### The request
Copy whichever lines contain the string "Inquiry".

### Provided records
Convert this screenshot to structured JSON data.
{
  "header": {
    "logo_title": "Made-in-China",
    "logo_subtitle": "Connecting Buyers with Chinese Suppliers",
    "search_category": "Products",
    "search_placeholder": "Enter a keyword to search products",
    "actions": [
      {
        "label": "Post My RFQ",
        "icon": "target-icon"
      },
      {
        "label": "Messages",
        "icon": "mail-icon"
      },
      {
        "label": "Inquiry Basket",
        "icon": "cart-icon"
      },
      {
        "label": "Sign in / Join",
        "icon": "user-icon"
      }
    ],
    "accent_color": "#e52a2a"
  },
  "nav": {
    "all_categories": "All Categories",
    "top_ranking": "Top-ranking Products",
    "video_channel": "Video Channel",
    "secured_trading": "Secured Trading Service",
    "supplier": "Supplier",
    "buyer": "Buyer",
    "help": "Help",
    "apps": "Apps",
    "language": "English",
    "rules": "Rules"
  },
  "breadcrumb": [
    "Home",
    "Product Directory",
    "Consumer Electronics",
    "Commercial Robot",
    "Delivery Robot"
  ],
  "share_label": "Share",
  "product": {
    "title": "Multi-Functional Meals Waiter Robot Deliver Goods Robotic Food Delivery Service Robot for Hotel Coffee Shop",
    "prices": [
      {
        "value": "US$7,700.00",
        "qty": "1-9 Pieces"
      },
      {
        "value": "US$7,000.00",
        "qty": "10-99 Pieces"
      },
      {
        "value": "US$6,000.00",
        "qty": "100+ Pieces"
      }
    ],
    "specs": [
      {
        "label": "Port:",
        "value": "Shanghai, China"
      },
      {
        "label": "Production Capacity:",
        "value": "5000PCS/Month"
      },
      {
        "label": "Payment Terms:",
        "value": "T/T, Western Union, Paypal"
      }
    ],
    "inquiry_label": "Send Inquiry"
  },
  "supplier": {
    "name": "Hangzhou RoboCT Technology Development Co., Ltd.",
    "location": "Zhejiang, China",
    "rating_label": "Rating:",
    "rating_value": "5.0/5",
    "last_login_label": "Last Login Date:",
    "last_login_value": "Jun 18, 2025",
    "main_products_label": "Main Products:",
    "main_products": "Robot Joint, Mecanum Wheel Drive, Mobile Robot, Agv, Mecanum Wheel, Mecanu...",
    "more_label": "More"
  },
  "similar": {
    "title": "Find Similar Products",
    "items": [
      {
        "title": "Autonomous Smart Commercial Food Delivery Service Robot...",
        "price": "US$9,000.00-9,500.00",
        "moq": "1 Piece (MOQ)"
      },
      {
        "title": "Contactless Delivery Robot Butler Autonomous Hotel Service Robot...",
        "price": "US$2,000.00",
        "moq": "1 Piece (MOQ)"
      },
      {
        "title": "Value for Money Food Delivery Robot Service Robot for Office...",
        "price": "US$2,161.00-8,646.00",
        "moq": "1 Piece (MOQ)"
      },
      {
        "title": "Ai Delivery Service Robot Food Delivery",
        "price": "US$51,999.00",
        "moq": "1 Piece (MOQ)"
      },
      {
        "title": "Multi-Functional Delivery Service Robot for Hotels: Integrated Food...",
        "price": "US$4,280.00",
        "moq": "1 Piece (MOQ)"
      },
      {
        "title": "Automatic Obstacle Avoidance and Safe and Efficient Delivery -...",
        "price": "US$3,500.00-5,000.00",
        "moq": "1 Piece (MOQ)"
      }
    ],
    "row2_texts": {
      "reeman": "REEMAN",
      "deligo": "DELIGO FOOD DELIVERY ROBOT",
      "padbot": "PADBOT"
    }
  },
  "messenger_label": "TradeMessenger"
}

### Output for this exercise
        "label": "Inquiry Basket",
    "inquiry_label": "Send Inquiry"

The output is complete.